Set exercise: Type the records out again in full, exactly.

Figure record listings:
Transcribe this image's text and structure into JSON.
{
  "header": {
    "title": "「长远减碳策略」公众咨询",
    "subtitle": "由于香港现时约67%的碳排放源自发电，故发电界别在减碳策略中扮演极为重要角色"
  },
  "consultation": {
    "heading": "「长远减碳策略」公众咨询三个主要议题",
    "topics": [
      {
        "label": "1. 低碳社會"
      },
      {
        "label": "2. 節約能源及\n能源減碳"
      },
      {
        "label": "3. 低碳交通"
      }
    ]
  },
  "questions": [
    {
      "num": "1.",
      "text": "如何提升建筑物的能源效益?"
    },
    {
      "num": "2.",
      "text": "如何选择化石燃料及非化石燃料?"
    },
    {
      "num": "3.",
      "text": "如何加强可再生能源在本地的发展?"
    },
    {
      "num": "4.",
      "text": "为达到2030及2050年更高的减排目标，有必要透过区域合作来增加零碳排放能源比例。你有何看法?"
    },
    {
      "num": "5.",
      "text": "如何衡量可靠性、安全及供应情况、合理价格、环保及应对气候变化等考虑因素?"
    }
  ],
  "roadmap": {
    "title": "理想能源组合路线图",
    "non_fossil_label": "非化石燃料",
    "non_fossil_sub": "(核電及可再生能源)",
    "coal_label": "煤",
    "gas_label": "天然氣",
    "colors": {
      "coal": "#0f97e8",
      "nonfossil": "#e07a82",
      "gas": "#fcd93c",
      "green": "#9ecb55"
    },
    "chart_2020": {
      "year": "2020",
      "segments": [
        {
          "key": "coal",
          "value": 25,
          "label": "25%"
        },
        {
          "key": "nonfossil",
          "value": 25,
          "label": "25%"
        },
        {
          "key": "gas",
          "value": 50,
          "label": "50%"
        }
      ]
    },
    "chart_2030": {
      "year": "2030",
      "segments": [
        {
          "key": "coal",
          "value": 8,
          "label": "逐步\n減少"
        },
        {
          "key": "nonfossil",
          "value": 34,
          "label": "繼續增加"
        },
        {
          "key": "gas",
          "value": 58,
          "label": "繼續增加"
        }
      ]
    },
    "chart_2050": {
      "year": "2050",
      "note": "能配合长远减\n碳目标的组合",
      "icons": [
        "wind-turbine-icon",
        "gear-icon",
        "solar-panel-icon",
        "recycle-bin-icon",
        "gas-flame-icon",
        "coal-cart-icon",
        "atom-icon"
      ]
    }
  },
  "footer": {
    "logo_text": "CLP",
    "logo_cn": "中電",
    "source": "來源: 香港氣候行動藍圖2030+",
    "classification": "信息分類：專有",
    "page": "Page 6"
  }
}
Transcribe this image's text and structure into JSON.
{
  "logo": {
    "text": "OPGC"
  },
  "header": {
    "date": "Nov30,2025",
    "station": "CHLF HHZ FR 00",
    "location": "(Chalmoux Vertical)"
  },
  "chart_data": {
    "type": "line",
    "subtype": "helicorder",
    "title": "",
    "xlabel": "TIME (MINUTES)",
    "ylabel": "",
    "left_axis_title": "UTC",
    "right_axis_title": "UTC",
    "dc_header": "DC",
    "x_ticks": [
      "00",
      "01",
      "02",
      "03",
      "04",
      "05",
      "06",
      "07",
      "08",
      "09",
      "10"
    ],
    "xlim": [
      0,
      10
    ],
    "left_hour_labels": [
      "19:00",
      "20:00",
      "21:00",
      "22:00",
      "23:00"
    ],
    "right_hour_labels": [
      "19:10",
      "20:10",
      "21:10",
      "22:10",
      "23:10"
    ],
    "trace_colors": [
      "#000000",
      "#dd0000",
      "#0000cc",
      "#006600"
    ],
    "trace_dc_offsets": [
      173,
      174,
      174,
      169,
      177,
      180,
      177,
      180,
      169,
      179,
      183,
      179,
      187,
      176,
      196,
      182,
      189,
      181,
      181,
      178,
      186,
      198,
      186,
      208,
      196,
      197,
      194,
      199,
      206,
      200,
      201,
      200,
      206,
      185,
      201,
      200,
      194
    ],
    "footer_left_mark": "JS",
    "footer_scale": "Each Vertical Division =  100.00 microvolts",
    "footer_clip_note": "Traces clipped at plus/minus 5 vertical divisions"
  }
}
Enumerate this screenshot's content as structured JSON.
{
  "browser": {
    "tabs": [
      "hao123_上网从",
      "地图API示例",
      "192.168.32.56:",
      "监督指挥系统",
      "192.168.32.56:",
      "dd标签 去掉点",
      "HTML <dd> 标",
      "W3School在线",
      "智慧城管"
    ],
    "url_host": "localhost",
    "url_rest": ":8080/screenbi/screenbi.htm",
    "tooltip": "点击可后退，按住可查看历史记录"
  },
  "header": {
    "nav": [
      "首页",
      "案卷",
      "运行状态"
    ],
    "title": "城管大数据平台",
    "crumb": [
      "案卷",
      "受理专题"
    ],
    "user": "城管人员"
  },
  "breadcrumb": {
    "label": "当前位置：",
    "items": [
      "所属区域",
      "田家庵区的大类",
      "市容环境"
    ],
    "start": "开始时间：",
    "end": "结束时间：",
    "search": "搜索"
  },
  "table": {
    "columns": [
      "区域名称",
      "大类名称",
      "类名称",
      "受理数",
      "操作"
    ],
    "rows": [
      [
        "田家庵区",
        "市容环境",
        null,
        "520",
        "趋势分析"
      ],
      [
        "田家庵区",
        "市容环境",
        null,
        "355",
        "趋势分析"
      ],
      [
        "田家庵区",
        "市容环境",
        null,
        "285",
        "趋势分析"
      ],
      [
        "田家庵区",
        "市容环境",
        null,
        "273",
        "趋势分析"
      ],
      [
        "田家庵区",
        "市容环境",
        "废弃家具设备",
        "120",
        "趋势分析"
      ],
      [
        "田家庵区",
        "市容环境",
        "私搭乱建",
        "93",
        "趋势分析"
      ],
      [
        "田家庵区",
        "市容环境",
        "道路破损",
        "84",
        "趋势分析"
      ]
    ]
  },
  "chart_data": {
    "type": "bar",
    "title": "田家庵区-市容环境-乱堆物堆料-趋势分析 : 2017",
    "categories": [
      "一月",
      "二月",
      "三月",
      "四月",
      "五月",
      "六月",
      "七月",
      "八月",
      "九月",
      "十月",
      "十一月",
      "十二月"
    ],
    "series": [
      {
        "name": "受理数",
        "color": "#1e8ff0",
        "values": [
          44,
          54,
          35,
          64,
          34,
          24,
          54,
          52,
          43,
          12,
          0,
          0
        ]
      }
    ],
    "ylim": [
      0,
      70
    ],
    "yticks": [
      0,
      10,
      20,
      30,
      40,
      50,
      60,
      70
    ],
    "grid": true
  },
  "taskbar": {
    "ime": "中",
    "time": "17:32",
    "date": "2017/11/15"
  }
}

Response to the exercise:
Transcribe this image's text and structure into JSON.
{
  "header": {
    "title": "「长远减碳策略」公众咨询",
    "subtitle": "由于香港现时约67%的碳排放源自发电，故发电界别在减碳策略中扮演极为重要角色"
  },
  "consultation": {
    "heading": "「长远减碳策略」公众咨询三个主要议题",
    "topics": [
      {
        "label": "1. 低碳社會"
      },
      {
        "label": "2. 節約能源及\n能源減碳"
      },
      {
        "label": "3. 低碳交通"
      }
    ]
  },
  "questions": [
    {
      "num": "1.",
      "text": "如何提升建筑物的能源效益?"
    },
    {
      "num": "2.",
      "text": "如何选择化石燃料及非化石燃料?"
    },
    {
      "num": "3.",
      "text": "如何加强可再生能源在本地的发展?"
    },
    {
      "num": "4.",
      "text": "为达到2030及2050年更高的减排目标，有必要透过区域合作来增加零碳排放能源比例。你有何看法?"
    },
    {
      "num": "5.",
      "text": "如何衡量可靠性、安全及供应情况、合理价格、环保及应对气候变化等考虑因素?"
    }
  ],
  "roadmap": {
    "title": "理想能源组合路线图",
    "non_fossil_label": "非化石燃料",
    "non_fossil_sub": "(核電及可再生能源)",
    "coal_label": "煤",
    "gas_label": "天然氣",
    "colors": {
      "coal": "#0f97e8",
      "nonfossil": "#e07a82",
      "gas": "#fcd93c",
      "green": "#9ecb55"
    },
    "chart_2020": {
      "year": "2020",
      "segments": [
        {
          "key": "coal",
          "value": 25,
          "label": "25%"
        },
        {
          "key": "nonfossil",
          "value": 25,
          "label": "25%"
        },
        {
          "key": "gas",
          "value": 50,
          "label": "50%"
        }
      ]
    },
    "chart_2030": {
      "year": "2030",
      "segments": [
        {
          "key": "coal",
          "value": 8,
          "label": "逐步\n減少"
        },
        {
          "key": "nonfossil",
          "value": 34,
          "label": "繼續增加"
        },
        {
          "key": "gas",
          "value": 58,
          "label": "繼續增加"
        }
      ]
    },
    "chart_2050": {
      "year": "2050",
      "note": "能配合长远减\n碳目标的组合",
      "icons": [
        "wind-turbine-icon",
        "gear-icon",
        "solar-panel-icon",
        "recycle-bin-icon",
        "gas-flame-icon",
        "coal-cart-icon",
        "atom-icon"
      ]
    }
  },
  "footer": {
    "logo_text": "CLP",
    "logo_cn": "中電",
    "source": "來源: 香港氣候行動藍圖2030+",
    "classification": "信息分類：專有",
    "page": "Page 6"
  }
}
Transcribe this image's text and structure into JSON.
{
  "logo": {
    "text": "OPGC"
  },
  "header": {
    "date": "Nov30,2025",
    "station": "CHLF HHZ FR 00",
    "location": "(Chalmoux Vertical)"
  },
  "chart_data": {
    "type": "line",
    "subtype": "helicorder",
    "title": "",
    "xlabel": "TIME (MINUTES)",
    "ylabel": "",
    "left_axis_title": "UTC",
    "right_axis_title": "UTC",
    "dc_header": "DC",
    "x_ticks": [
      "00",
      "01",
      "02",
      "03",
      "04",
      "05",
      "06",
      "07",
      "08",
      "09",
      "10"
    ],
    "xlim": [
      0,
      10
    ],
    "left_hour_labels": [
      "19:00",
      "20:00",
      "21:00",
      "22:00",
      "23:00"
    ],
    "right_hour_labels": [
      "19:10",
      "20:10",
      "21:10",
      "22:10",
      "23:10"
    ],
    "trace_colors": [
      "#000000",
      "#dd0000",
      "#0000cc",
      "#006600"
    ],
    "trace_dc_offsets": [
      173,
      174,
      174,
      169,
      177,
      180,
      177,
      180,
      169,
      179,
      183,
      179,
      187,
      176,
      196,
      182,
      189,
      181,
      181,
      178,
      186,
      198,
      186,
      208,
      196,
      197,
      194,
      199,
      206,
      200,
      201,
      200,
      206,
      185,
      201,
      200,
      194
    ],
    "footer_left_mark": "JS",
    "footer_scale": "Each Vertical Division =  100.00 microvolts",
    "footer_clip_note": "Traces clipped at plus/minus 5 vertical divisions"
  }
}
Enumerate this screenshot's content as structured JSON.
{
  "browser": {
    "tabs": [
      "hao123_上网从",
      "地图API示例",
      "192.168.32.56:",
      "监督指挥系统",
      "192.168.32.56:",
      "dd标签 去掉点",
      "HTML <dd> 标",
      "W3School在线",
      "智慧城管"
    ],
    "url_host": "localhost",
    "url_rest": ":8080/screenbi/screenbi.htm",
    "tooltip": "点击可后退，按住可查看历史记录"
  },
  "header": {
    "nav": [
      "首页",
      "案卷",
      "运行状态"
    ],
    "title": "城管大数据平台",
    "crumb": [
      "案卷",
      "受理专题"
    ],
    "user": "城管人员"
  },
  "breadcrumb": {
    "label": "当前位置：",
    "items": [
      "所属区域",
      "田家庵区的大类",
      "市容环境"
    ],
    "start": "开始时间：",
    "end": "结束时间：",
    "search": "搜索"
  },
  "table": {
    "columns": [
      "区域名称",
      "大类名称",
      "类名称",
      "受理数",
      "操作"
    ],
    "rows": [
      [
        "田家庵区",
        "市容环境",
        null,
        "520",
        "趋势分析"
      ],
      [
        "田家庵区",
        "市容环境",
        null,
        "355",
        "趋势分析"
      ],
      [
        "田家庵区",
        "市容环境",
        null,
        "285",
        "趋势分析"
      ],
      [
        "田家庵区",
        "市容环境",
        null,
        "273",
        "趋势分析"
      ],
      [
        "田家庵区",
        "市容环境",
        "废弃家具设备",
        "120",
        "趋势分析"
      ],
      [
        "田家庵区",
        "市容环境",
        "私搭乱建",
        "93",
        "趋势分析"
      ],
      [
        "田家庵区",
        "市容环境",
        "道路破损",
        "84",
        "趋势分析"
      ]
    ]
  },
  "chart_data": {
    "type": "bar",
    "title": "田家庵区-市容环境-乱堆物堆料-趋势分析 : 2017",
    "categories": [
      "一月",
      "二月",
      "三月",
      "四月",
      "五月",
      "六月",
      "七月",
      "八月",
      "九月",
      "十月",
      "十一月",
      "十二月"
    ],
    "series": [
      {
        "name": "受理数",
        "color": "#1e8ff0",
        "values": [
          44,
          54,
          35,
          64,
          34,
          24,
          54,
          52,
          43,
          12,
          0,
          0
        ]
      }
    ],
    "ylim": [
      0,
      70
    ],
    "yticks": [
      0,
      10,
      20,
      30,
      40,
      50,
      60,
      70
    ],
    "grid": true
  },
  "taskbar": {
    "ime": "中",
    "time": "17:32",
    "date": "2017/11/15"
  }
}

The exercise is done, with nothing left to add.